• _Problem details_: Search the material for the string "Very" and copy each line where it occurs.

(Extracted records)
○ ○ ○ ○
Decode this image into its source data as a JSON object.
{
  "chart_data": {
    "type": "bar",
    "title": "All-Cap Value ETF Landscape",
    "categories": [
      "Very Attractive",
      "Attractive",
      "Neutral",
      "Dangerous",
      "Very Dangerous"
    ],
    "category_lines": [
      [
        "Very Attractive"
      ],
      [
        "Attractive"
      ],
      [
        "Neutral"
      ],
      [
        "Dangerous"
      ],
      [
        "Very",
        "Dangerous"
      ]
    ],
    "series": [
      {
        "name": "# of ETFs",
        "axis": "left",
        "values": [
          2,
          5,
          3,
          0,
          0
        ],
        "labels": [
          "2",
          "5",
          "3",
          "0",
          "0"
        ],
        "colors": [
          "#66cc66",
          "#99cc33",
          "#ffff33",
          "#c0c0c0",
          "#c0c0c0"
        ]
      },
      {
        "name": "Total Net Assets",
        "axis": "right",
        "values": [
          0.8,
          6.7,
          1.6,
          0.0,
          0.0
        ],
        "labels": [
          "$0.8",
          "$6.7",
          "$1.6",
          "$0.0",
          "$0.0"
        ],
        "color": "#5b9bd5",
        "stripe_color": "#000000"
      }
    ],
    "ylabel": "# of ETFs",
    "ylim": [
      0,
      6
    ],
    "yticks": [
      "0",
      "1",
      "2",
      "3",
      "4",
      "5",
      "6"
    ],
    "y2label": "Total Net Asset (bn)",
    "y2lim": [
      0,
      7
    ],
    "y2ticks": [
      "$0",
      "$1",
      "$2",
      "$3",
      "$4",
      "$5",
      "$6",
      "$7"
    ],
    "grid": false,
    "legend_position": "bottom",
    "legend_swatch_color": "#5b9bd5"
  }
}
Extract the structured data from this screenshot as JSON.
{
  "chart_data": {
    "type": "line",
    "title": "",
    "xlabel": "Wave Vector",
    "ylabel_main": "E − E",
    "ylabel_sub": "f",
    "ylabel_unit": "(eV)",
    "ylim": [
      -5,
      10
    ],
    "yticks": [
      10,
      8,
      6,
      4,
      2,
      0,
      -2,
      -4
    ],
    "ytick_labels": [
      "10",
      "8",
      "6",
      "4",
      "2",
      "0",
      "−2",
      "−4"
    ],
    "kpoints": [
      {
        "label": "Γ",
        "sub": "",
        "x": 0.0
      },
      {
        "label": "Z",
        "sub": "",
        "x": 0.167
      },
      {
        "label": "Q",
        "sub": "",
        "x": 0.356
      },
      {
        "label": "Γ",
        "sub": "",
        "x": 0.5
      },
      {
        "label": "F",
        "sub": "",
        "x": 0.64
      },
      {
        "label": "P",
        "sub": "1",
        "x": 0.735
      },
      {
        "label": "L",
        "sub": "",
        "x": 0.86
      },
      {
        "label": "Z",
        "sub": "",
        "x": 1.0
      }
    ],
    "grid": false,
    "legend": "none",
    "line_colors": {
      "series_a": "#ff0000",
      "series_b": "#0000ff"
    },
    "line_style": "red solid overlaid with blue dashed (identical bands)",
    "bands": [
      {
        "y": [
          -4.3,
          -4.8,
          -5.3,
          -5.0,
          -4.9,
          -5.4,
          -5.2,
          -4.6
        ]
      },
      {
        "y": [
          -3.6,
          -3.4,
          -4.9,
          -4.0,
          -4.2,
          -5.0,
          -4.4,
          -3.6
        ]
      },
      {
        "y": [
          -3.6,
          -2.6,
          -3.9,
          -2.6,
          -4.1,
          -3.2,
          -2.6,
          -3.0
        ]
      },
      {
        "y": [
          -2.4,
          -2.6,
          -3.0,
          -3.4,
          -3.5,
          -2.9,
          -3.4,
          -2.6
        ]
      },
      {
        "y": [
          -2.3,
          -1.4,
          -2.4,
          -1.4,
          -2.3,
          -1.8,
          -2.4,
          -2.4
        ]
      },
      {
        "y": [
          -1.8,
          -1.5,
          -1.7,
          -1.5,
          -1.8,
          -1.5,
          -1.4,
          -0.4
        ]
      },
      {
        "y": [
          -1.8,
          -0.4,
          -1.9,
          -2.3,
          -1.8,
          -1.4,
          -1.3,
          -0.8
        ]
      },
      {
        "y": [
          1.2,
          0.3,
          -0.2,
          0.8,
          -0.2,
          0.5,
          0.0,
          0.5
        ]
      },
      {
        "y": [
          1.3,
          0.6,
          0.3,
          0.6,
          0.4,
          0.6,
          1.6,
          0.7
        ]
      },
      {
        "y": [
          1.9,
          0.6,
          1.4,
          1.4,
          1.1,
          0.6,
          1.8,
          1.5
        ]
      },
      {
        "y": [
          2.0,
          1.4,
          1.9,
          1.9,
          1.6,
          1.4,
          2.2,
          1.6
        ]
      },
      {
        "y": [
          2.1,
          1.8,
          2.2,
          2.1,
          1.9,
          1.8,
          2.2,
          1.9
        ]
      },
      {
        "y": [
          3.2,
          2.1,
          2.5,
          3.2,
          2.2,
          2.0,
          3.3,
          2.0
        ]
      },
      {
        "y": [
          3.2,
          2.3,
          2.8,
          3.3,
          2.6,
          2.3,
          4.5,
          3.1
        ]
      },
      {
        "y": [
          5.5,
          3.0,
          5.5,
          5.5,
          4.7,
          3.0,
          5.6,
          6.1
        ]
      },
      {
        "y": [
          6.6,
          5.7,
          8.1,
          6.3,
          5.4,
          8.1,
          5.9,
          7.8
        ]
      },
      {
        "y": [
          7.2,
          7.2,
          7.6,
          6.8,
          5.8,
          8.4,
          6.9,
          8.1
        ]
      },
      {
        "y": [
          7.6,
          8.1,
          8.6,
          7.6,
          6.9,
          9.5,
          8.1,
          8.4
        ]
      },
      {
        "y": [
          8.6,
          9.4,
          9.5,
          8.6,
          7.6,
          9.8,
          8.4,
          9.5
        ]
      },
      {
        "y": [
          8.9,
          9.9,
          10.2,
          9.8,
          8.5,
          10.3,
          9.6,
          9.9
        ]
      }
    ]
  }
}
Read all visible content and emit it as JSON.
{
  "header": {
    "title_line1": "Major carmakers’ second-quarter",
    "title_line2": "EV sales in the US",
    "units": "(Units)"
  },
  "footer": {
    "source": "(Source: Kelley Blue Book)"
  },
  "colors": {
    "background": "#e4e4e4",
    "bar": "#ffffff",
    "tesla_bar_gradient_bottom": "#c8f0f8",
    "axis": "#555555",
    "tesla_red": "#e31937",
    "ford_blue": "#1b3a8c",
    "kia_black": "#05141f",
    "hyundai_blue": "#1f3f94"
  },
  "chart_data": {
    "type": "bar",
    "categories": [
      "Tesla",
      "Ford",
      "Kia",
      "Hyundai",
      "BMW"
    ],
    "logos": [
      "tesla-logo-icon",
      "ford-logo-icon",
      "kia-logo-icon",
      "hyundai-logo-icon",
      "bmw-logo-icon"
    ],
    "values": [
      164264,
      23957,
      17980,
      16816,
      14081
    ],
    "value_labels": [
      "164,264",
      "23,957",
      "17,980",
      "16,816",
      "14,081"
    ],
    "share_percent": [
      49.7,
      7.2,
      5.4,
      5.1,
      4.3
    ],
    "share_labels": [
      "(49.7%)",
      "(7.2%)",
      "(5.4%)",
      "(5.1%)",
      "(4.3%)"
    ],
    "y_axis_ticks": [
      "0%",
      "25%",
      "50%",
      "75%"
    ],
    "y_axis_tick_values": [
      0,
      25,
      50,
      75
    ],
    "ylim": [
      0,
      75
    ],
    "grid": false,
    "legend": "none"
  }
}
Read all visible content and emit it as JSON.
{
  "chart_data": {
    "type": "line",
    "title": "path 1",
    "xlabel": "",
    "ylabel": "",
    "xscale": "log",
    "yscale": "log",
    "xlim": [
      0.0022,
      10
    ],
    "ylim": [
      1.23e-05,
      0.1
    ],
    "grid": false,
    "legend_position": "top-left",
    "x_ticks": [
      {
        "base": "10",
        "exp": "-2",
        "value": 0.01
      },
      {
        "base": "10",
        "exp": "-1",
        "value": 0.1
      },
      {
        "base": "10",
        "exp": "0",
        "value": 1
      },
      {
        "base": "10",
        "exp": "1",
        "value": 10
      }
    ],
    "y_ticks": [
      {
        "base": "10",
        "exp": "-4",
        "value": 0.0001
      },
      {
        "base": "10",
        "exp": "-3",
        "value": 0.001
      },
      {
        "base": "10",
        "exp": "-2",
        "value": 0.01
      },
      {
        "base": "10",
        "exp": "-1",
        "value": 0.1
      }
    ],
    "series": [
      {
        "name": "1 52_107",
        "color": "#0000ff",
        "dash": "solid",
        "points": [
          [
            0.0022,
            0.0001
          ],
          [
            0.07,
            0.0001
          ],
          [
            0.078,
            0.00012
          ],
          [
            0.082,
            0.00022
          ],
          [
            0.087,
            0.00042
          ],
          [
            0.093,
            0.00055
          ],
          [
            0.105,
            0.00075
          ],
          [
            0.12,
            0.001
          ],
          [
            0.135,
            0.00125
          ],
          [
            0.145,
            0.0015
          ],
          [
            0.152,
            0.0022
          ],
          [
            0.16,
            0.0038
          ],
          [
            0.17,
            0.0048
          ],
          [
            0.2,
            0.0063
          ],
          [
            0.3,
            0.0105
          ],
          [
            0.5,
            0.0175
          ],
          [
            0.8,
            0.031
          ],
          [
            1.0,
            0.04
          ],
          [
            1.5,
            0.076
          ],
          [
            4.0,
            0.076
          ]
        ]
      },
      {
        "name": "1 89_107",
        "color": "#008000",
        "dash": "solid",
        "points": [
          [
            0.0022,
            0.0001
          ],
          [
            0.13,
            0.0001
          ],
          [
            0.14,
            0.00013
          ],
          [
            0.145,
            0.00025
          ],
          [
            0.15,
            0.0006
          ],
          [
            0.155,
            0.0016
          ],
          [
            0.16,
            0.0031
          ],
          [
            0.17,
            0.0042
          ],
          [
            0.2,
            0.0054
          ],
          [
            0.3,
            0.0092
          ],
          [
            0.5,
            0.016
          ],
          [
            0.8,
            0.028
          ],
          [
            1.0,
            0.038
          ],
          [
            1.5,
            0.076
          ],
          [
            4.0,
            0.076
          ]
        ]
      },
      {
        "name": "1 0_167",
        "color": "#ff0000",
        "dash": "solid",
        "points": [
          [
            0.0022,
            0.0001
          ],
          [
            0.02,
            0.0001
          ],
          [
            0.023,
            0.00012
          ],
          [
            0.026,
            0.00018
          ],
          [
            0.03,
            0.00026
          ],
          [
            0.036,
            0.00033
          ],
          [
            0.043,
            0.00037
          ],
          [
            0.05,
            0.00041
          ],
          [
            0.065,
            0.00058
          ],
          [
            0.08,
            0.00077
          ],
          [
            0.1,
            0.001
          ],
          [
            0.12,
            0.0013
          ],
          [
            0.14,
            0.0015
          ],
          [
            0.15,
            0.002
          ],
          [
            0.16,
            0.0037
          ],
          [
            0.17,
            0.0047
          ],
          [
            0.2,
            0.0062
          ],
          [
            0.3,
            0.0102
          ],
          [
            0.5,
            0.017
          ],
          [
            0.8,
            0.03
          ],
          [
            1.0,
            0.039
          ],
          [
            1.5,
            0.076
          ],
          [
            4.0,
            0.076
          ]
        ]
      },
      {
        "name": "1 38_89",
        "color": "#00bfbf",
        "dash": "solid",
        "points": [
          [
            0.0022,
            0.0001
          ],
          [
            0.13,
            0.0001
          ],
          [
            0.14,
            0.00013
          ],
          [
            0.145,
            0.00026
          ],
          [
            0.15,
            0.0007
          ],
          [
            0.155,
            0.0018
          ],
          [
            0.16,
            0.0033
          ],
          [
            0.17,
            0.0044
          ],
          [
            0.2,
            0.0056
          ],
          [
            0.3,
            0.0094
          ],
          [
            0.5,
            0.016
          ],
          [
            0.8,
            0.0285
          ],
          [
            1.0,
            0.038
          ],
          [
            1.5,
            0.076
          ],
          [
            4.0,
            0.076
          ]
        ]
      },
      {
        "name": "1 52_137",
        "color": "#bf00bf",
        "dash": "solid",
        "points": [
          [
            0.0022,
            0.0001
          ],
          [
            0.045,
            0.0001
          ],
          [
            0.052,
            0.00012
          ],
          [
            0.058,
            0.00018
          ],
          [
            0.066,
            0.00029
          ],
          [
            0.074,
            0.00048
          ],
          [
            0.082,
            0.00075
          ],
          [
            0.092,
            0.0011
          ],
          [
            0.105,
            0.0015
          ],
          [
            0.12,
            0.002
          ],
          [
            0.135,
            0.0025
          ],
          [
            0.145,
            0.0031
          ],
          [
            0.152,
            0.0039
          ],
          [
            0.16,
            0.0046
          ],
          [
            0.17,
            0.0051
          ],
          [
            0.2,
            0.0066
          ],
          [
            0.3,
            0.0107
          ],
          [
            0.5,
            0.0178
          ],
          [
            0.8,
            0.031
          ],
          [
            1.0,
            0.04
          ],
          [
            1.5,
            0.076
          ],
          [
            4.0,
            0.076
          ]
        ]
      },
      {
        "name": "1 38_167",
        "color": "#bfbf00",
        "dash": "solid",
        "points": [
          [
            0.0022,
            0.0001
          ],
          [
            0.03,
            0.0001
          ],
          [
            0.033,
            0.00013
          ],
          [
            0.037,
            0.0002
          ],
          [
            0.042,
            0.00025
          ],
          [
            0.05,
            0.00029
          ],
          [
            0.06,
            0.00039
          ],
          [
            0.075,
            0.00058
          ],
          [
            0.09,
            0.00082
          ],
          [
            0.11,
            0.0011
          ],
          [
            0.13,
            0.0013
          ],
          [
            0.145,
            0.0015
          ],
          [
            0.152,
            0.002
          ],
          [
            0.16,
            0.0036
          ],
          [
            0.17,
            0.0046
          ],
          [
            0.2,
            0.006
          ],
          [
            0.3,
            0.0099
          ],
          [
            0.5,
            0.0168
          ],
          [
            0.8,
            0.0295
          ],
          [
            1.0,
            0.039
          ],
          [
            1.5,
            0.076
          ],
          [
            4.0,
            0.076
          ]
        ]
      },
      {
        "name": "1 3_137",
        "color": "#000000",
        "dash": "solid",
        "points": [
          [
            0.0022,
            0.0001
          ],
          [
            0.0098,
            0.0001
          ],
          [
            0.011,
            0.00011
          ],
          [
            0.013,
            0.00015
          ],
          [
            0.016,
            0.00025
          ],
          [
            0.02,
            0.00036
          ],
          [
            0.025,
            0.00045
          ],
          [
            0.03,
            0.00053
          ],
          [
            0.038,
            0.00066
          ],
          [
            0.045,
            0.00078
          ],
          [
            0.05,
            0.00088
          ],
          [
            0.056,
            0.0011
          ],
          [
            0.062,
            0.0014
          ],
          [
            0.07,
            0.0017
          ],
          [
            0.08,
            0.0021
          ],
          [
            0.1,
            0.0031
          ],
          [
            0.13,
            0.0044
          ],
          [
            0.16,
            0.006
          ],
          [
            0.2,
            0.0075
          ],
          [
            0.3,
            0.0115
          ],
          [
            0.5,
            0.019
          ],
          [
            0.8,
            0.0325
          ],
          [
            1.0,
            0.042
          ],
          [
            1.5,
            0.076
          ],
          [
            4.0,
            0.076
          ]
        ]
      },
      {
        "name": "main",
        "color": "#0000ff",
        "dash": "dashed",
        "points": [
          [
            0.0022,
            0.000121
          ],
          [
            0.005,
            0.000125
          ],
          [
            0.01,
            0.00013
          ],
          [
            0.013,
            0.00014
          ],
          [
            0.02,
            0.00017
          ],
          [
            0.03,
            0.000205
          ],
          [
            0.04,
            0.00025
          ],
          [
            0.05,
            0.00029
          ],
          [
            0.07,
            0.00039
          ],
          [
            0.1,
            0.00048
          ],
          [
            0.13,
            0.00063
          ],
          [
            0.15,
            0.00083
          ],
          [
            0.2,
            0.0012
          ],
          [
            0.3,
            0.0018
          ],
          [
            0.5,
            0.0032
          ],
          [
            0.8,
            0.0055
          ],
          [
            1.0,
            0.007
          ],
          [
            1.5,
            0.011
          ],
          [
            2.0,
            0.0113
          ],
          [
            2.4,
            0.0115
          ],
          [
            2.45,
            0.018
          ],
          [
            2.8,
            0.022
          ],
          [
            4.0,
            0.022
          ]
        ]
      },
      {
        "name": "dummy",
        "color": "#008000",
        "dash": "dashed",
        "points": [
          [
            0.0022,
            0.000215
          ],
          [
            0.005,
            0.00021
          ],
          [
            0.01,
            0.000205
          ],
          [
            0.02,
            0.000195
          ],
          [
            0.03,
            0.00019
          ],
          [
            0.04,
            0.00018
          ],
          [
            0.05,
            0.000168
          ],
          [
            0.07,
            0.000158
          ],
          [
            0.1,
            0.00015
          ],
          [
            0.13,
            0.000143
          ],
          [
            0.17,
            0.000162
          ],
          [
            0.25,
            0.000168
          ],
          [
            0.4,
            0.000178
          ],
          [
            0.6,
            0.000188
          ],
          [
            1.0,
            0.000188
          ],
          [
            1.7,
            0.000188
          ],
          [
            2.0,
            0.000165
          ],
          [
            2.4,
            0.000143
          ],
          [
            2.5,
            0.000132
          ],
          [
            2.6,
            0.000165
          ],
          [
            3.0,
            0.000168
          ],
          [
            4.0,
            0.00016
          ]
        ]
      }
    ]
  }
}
○ ○ ○ ○
• _Response to this exercise_:
      "Very Attractive",
      "Very Dangerous"
        "Very Attractive"
        "Very",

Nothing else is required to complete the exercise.